» **TASK GOAL**
Lines from the one containing "Read out every word on this page." through the end of the data are to be returned exactly, and no others.

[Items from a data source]
☆ ☆ ☆ ☆ ☆ ☆ ☆

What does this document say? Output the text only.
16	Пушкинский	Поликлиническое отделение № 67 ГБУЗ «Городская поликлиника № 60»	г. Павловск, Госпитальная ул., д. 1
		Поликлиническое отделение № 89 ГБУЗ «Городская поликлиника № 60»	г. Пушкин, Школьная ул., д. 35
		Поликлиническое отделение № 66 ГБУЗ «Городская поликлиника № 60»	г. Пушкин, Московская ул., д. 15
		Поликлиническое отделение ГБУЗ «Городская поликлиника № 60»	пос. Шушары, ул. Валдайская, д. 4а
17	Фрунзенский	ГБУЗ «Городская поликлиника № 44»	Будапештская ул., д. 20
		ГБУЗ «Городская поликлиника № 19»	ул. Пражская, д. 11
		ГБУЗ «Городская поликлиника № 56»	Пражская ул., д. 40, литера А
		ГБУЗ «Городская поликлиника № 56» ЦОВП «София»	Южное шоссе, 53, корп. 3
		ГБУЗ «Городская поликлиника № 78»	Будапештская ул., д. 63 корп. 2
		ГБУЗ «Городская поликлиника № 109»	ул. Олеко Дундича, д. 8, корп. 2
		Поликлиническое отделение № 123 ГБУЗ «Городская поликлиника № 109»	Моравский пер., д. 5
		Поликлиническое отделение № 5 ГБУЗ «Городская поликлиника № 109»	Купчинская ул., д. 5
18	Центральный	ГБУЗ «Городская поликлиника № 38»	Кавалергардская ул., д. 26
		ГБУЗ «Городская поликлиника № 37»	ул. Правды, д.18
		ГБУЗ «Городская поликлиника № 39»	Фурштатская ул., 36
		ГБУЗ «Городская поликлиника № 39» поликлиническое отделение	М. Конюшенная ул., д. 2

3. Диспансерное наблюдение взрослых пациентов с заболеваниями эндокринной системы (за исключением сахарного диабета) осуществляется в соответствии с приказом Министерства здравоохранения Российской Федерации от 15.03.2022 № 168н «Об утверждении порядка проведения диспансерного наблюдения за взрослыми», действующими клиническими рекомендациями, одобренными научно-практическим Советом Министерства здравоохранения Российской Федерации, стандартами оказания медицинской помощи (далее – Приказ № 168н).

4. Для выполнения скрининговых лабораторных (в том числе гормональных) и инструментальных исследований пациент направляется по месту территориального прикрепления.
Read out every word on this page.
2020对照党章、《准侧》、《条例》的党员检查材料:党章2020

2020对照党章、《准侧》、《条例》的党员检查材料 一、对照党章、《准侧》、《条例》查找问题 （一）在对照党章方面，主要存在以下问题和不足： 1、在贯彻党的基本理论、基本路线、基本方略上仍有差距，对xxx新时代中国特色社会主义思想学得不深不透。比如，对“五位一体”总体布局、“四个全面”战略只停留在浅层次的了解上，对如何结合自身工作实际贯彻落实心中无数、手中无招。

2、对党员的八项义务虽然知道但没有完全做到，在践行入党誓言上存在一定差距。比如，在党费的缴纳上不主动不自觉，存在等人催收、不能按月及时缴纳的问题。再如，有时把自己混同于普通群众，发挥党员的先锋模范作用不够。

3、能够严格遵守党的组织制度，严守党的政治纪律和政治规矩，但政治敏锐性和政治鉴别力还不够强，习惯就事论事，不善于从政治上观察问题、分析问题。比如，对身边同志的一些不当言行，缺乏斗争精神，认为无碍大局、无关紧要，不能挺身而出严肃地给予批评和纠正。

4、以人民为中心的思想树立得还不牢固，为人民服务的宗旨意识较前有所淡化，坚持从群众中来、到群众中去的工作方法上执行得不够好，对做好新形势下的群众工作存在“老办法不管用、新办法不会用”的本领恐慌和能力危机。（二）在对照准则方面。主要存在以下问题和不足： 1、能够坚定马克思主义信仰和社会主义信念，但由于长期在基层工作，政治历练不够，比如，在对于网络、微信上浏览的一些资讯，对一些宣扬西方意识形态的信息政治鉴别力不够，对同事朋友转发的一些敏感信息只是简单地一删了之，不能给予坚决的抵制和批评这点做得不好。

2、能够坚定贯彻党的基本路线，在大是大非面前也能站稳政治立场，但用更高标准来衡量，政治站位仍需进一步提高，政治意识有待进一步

☆ ☆ ☆ ☆ ☆ ☆ ☆

» **ANSWER TO THIS TASK**
Read out every word on this page.
2020对照党章、《准侧》、《条例》的党员检查材料:党章2020

2020对照党章、《准侧》、《条例》的党员检查材料 一、对照党章、《准侧》、《条例》查找问题 （一）在对照党章方面，主要存在以下问题和不足： 1、在贯彻党的基本理论、基本路线、基本方略上仍有差距，对xxx新时代中国特色社会主义思想学得不深不透。比如，对“五位一体”总体布局、“四个全面”战略只停留在浅层次的了解上，对如何结合自身工作实际贯彻落实心中无数、手中无招。

2、对党员的八项义务虽然知道但没有完全做到，在践行入党誓言上存在一定差距。比如，在党费的缴纳上不主动不自觉，存在等人催收、不能按月及时缴纳的问题。再如，有时把自己混同于普通群众，发挥党员的先锋模范作用不够。

3、能够严格遵守党的组织制度，严守党的政治纪律和政治规矩，但政治敏锐性和政治鉴别力还不够强，习惯就事论事，不善于从政治上观察问题、分析问题。比如，对身边同志的一些不当言行，缺乏斗争精神，认为无碍大局、无关紧要，不能挺身而出严肃地给予批评和纠正。

4、以人民为中心的思想树立得还不牢固，为人民服务的宗旨意识较前有所淡化，坚持从群众中来、到群众中去的工作方法上执行得不够好，对做好新形势下的群众工作存在“老办法不管用、新办法不会用”的本领恐慌和能力危机。（二）在对照准则方面。主要存在以下问题和不足： 1、能够坚定马克思主义信仰和社会主义信念，但由于长期在基层工作，政治历练不够，比如，在对于网络、微信上浏览的一些资讯，对一些宣扬西方意识形态的信息政治鉴别力不够，对同事朋友转发的一些敏感信息只是简单地一删了之，不能给予坚决的抵制和批评这点做得不好。

2、能够坚定贯彻党的基本路线，在大是大非面前也能站稳政治立场，但用更高标准来衡量，政治站位仍需进一步提高，政治意识有待进一步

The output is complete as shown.